## start MATERIAL FOR THE TASK
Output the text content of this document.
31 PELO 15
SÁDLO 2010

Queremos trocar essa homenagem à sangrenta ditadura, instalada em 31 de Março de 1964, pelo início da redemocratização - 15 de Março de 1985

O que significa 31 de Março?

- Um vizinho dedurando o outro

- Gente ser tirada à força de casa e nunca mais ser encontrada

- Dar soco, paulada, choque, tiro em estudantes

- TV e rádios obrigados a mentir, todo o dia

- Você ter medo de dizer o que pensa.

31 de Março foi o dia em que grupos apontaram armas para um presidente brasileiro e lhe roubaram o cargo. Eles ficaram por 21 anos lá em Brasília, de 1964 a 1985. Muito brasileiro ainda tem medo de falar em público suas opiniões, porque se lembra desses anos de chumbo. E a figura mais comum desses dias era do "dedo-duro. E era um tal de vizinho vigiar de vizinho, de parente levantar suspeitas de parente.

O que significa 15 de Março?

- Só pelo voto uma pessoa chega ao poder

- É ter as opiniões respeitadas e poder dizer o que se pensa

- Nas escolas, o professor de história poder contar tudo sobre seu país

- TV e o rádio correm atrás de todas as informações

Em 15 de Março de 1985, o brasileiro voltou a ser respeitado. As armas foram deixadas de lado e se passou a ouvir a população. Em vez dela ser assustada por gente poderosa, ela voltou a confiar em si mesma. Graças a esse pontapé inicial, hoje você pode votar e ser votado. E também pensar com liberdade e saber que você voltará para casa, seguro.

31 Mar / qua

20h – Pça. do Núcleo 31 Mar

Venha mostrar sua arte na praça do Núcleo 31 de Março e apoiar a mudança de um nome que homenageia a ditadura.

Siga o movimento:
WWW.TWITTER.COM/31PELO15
## end MATERIAL FOR THE TASK
**WORK TO DO**
Transcribe all of the lines in the records precisely.

**TASK RESULT**
Output the text content of this document.
31 PELO 15
SÁDLO 2010

Queremos trocar essa homenagem à sangrenta ditadura, instalada em 31 de Março de 1964, pelo início da redemocratização - 15 de Março de 1985

O que significa 31 de Março?

- Um vizinho dedurando o outro

- Gente ser tirada à força de casa e nunca mais ser encontrada

- Dar soco, paulada, choque, tiro em estudantes

- TV e rádios obrigados a mentir, todo o dia

- Você ter medo de dizer o que pensa.

31 de Março foi o dia em que grupos apontaram armas para um presidente brasileiro e lhe roubaram o cargo. Eles ficaram por 21 anos lá em Brasília, de 1964 a 1985. Muito brasileiro ainda tem medo de falar em público suas opiniões, porque se lembra desses anos de chumbo. E a figura mais comum desses dias era do "dedo-duro. E era um tal de vizinho vigiar de vizinho, de parente levantar suspeitas de parente.

O que significa 15 de Março?

- Só pelo voto uma pessoa chega ao poder

- É ter as opiniões respeitadas e poder dizer o que se pensa

- Nas escolas, o professor de história poder contar tudo sobre seu país

- TV e o rádio correm atrás de todas as informações

Em 15 de Março de 1985, o brasileiro voltou a ser respeitado. As armas foram deixadas de lado e se passou a ouvir a população. Em vez dela ser assustada por gente poderosa, ela voltou a confiar em si mesma. Graças a esse pontapé inicial, hoje você pode votar e ser votado. E também pensar com liberdade e saber que você voltará para casa, seguro.

31 Mar / qua

20h – Pça. do Núcleo 31 Mar

Venha mostrar sua arte na praça do Núcleo 31 de Março e apoiar a mudança de um nome que homenageia a ditadura.

Siga o movimento:
WWW.TWITTER.COM/31PELO15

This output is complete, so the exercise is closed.